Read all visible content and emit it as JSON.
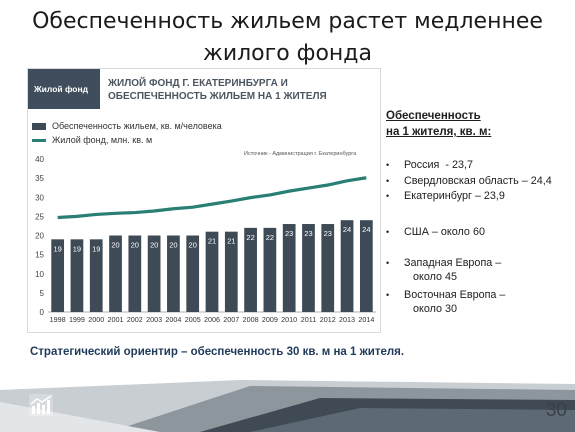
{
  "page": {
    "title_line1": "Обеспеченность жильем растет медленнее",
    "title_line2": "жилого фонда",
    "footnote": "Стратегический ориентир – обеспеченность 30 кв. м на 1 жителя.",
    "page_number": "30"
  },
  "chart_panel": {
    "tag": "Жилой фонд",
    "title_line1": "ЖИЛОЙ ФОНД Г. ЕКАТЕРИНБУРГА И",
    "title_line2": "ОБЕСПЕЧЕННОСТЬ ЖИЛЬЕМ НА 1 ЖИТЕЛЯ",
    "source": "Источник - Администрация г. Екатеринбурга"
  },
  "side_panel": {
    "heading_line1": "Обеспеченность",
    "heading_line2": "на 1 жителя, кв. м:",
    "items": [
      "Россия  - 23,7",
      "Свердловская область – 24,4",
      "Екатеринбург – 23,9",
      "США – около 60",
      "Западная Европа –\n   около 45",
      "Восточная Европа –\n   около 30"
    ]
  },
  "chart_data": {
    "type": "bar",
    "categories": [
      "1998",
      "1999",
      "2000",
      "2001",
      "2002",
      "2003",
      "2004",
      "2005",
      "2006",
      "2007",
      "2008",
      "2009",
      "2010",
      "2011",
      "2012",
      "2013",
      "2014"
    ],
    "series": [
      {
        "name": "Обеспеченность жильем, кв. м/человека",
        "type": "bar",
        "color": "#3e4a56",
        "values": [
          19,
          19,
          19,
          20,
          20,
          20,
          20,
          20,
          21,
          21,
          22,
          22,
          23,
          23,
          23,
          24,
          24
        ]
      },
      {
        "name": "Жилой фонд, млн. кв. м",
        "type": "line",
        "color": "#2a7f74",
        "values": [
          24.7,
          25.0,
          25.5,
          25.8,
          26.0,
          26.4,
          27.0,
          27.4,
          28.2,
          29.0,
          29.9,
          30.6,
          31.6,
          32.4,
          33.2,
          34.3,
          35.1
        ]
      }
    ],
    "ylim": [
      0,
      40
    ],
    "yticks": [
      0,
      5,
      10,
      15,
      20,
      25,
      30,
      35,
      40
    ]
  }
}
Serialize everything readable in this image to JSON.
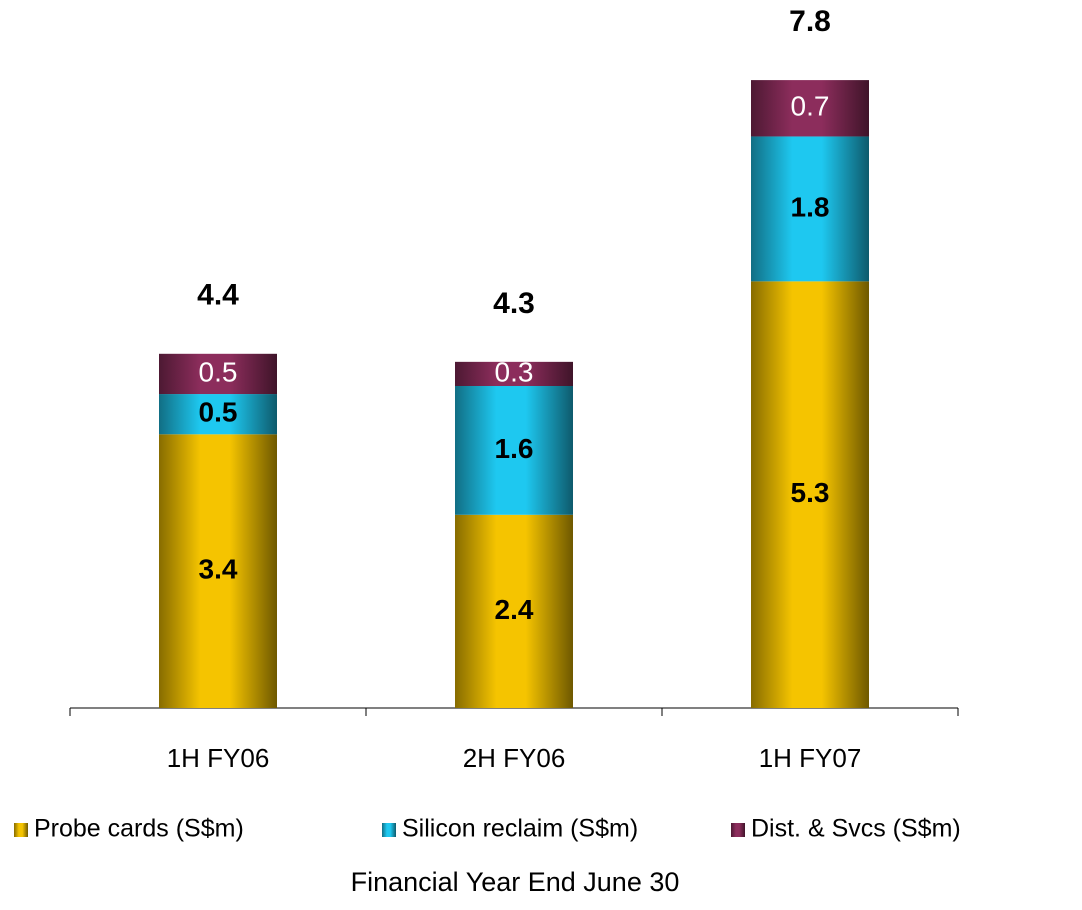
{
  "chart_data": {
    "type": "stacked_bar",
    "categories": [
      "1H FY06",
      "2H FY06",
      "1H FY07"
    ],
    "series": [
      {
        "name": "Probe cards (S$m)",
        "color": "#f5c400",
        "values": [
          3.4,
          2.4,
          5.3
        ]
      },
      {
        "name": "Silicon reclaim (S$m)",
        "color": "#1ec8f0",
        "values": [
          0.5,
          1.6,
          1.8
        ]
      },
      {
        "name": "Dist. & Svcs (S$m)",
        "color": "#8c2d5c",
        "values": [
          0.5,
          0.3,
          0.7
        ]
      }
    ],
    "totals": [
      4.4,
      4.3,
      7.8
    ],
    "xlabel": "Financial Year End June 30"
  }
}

★ ★ ★ ★

Copy out all lines that carry the word "JSON".

### CORRECT RESULT:
Read all visible content and emit it as JSON.
Serialize everything readable in this image to JSON.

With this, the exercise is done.